▶ SUPPLIED RECORDS:
====================

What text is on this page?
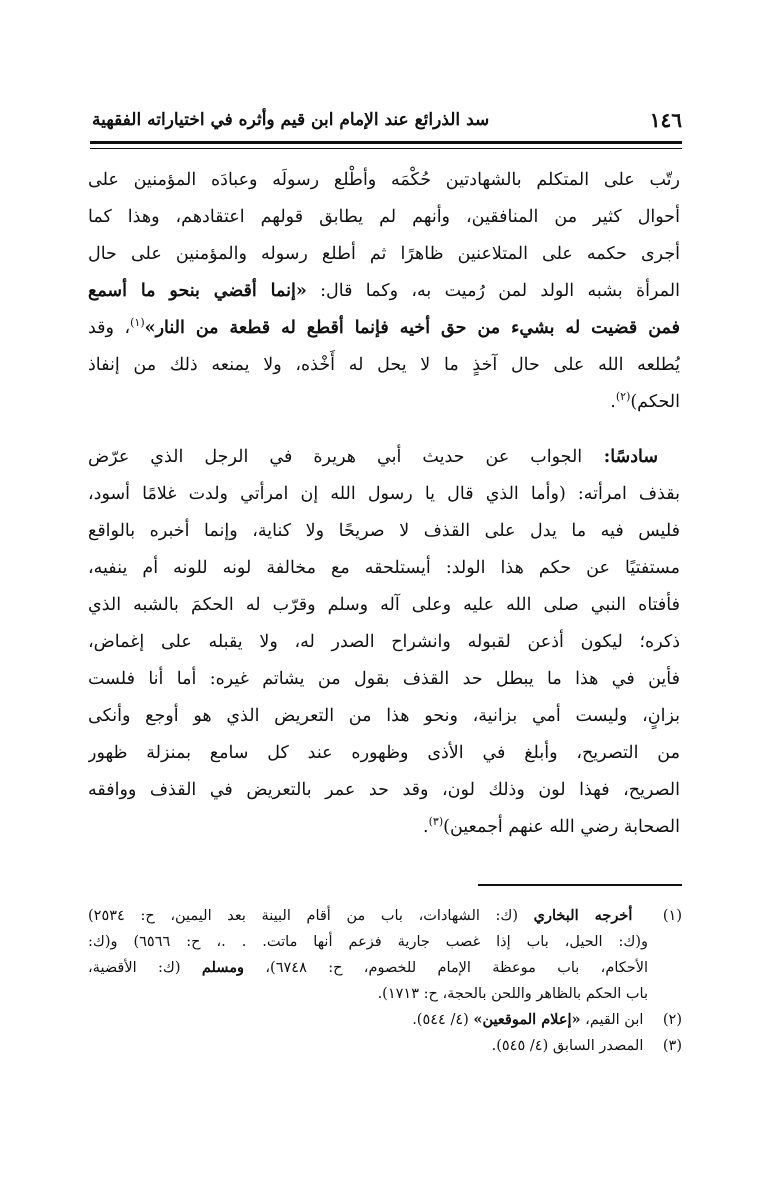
١٤٦
سد الذرائع عند الإمام ابن قيم وأثره في اختياراته الفقهية
رتّب على المتكلم بالشهادتين حُكْمَه وأطْلع رسولَه وعبادَه المؤمنين على
أحوال كثير من المنافقين، وأنهم لم يطابق قولهم اعتقادهم، وهذا كما
أجرى حكمه على المتلاعنين ظاهرًا ثم أطلع رسوله والمؤمنين على حال
المرأة بشبه الولد لمن رُميت به، وكما قال: «إنما أقضي بنحو ما أسمع
فمن قضيت له بشيء من حق أخيه فإنما أقطع له قطعة من النار»$^{(١)}$، وقد
يُطلعه الله على حال آخذٍ ما لا يحل له أَخْذه، ولا يمنعه ذلك من إنفاذ
الحكم)$^{(٢)}$.
سادسًا: الجواب عن حديث أبي هريرة في الرجل الذي عرّض
بقذف امرأته: (وأما الذي قال يا رسول الله إن امرأتي ولدت غلامًا أسود،
فليس فيه ما يدل على القذف لا صريحًا ولا كناية، وإنما أخبره بالواقع
مستفتيًا عن حكم هذا الولد: أيستلحقه مع مخالفة لونه للونه أم ينفيه،
فأفتاه النبي صلى الله عليه وعلى آله وسلم وقرّب له الحكمَ بالشبه الذي
ذكره؛ ليكون أذعن لقبوله وانشراح الصدر له، ولا يقبله على إغماض،
فأين في هذا ما يبطل حد القذف بقول من يشاتم غيره: أما أنا فلست
بزانٍ، وليست أمي بزانية، ونحو هذا من التعريض الذي هو أوجع وأنكى
من التصريح، وأبلغ في الأذى وظهوره عند كل سامع بمنزلة ظهور
الصريح، فهذا لون وذلك لون، وقد حد عمر بالتعريض في القذف ووافقه
الصحابة رضي الله عنهم أجمعين)$^{(٣)}$.
(١) أخرجه البخاري (ك: الشهادات، باب من أقام البينة بعد اليمين، ح: ٢٥٣٤)
و(ك: الحيل، باب إذا غصب جارية فزعم أنها ماتت. . .، ح: ٦٥٦٦) و(ك:
الأحكام، باب موعظة الإمام للخصوم، ح: ٦٧٤٨)، ومسلم (ك: الأقضية،
باب الحكم بالظاهر واللحن بالحجة، ح: ١٧١٣).
(٢) ابن القيم، «إعلام الموقعين» (٤/ ٥٤٤).
(٣) المصدر السابق (٤/ ٥٤٥).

====================

▶ STATED EXERCISE: The records above must be echoed exactly, minus their pictures.

▶ IN RESPONSE:
What text is on this page?
١٤٦
سد الذرائع عند الإمام ابن قيم وأثره في اختياراته الفقهية
رتّب على المتكلم بالشهادتين حُكْمَه وأطْلع رسولَه وعبادَه المؤمنين على
أحوال كثير من المنافقين، وأنهم لم يطابق قولهم اعتقادهم، وهذا كما
أجرى حكمه على المتلاعنين ظاهرًا ثم أطلع رسوله والمؤمنين على حال
المرأة بشبه الولد لمن رُميت به، وكما قال: «إنما أقضي بنحو ما أسمع
فمن قضيت له بشيء من حق أخيه فإنما أقطع له قطعة من النار»$^{(١)}$، وقد
يُطلعه الله على حال آخذٍ ما لا يحل له أَخْذه، ولا يمنعه ذلك من إنفاذ
الحكم)$^{(٢)}$.
سادسًا: الجواب عن حديث أبي هريرة في الرجل الذي عرّض
بقذف امرأته: (وأما الذي قال يا رسول الله إن امرأتي ولدت غلامًا أسود،
فليس فيه ما يدل على القذف لا صريحًا ولا كناية، وإنما أخبره بالواقع
مستفتيًا عن حكم هذا الولد: أيستلحقه مع مخالفة لونه للونه أم ينفيه،
فأفتاه النبي صلى الله عليه وعلى آله وسلم وقرّب له الحكمَ بالشبه الذي
ذكره؛ ليكون أذعن لقبوله وانشراح الصدر له، ولا يقبله على إغماض،
فأين في هذا ما يبطل حد القذف بقول من يشاتم غيره: أما أنا فلست
بزانٍ، وليست أمي بزانية، ونحو هذا من التعريض الذي هو أوجع وأنكى
من التصريح، وأبلغ في الأذى وظهوره عند كل سامع بمنزلة ظهور
الصريح، فهذا لون وذلك لون، وقد حد عمر بالتعريض في القذف ووافقه
الصحابة رضي الله عنهم أجمعين)$^{(٣)}$.
(١) أخرجه البخاري (ك: الشهادات، باب من أقام البينة بعد اليمين، ح: ٢٥٣٤)
و(ك: الحيل، باب إذا غصب جارية فزعم أنها ماتت. . .، ح: ٦٥٦٦) و(ك:
الأحكام، باب موعظة الإمام للخصوم، ح: ٦٧٤٨)، ومسلم (ك: الأقضية،
باب الحكم بالظاهر واللحن بالحجة، ح: ١٧١٣).
(٢) ابن القيم، «إعلام الموقعين» (٤/ ٥٤٤).
(٣) المصدر السابق (٤/ ٥٤٥).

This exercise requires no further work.